### EXERCISE INPUTS
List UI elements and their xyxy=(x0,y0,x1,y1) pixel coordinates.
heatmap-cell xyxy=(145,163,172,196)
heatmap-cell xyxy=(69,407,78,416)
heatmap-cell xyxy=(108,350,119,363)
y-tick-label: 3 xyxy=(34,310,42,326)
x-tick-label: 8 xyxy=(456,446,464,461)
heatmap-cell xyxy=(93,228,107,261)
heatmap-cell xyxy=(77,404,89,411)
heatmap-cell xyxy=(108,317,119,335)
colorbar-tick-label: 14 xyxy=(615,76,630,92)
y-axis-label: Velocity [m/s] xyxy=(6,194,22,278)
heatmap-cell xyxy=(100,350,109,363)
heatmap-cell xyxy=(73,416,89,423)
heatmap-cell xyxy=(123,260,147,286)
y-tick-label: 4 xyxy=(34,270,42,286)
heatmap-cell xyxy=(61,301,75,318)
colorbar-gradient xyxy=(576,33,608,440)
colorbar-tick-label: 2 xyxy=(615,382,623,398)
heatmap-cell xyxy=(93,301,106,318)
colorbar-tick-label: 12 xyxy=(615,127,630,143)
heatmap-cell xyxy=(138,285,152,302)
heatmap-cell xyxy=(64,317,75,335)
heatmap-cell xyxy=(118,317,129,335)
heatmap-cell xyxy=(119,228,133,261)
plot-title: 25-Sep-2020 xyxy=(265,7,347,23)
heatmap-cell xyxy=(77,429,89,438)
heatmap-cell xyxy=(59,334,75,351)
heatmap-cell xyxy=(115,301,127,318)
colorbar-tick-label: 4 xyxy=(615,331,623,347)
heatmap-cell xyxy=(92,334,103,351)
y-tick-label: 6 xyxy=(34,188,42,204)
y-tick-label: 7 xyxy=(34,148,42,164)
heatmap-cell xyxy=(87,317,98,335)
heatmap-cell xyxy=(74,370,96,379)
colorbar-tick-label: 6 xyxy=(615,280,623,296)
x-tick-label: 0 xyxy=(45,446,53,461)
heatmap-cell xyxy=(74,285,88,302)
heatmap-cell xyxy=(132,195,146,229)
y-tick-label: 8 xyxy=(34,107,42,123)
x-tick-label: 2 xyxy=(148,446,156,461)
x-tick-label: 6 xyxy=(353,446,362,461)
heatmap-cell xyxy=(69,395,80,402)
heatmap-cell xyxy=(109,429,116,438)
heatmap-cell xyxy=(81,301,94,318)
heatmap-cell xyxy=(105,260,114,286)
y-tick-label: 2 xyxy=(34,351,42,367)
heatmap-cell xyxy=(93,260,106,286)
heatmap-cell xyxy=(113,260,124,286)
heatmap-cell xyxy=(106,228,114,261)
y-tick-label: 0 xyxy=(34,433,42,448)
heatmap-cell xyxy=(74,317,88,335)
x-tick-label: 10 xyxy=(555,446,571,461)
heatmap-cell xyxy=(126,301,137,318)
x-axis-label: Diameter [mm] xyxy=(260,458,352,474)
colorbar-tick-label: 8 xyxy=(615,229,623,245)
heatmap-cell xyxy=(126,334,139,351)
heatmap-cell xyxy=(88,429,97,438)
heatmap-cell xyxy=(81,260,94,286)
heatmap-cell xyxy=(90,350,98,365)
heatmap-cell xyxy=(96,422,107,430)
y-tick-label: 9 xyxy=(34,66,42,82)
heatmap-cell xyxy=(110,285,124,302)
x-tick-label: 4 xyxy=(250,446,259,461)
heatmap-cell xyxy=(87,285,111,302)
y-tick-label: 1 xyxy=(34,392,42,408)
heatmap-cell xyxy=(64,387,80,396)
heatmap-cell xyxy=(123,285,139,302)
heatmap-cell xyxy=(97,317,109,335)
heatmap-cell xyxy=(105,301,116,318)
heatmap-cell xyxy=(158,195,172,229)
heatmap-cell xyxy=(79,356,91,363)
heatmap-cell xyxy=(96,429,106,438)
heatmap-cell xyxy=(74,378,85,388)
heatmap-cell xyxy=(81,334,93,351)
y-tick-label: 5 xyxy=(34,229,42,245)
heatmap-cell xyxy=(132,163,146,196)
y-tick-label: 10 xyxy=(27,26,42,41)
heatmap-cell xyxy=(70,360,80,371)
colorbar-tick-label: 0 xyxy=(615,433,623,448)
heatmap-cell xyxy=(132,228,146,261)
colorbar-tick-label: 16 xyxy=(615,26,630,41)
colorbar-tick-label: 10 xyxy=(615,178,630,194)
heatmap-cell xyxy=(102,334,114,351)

### JOB
Pull out each row above that contains the string "axis", counting only matches with the same capitalization.

### FULL SOLUTION
y-axis-label: Velocity [m/s] xyxy=(6,194,22,278)
x-axis-label: Diameter [mm] xyxy=(260,458,352,474)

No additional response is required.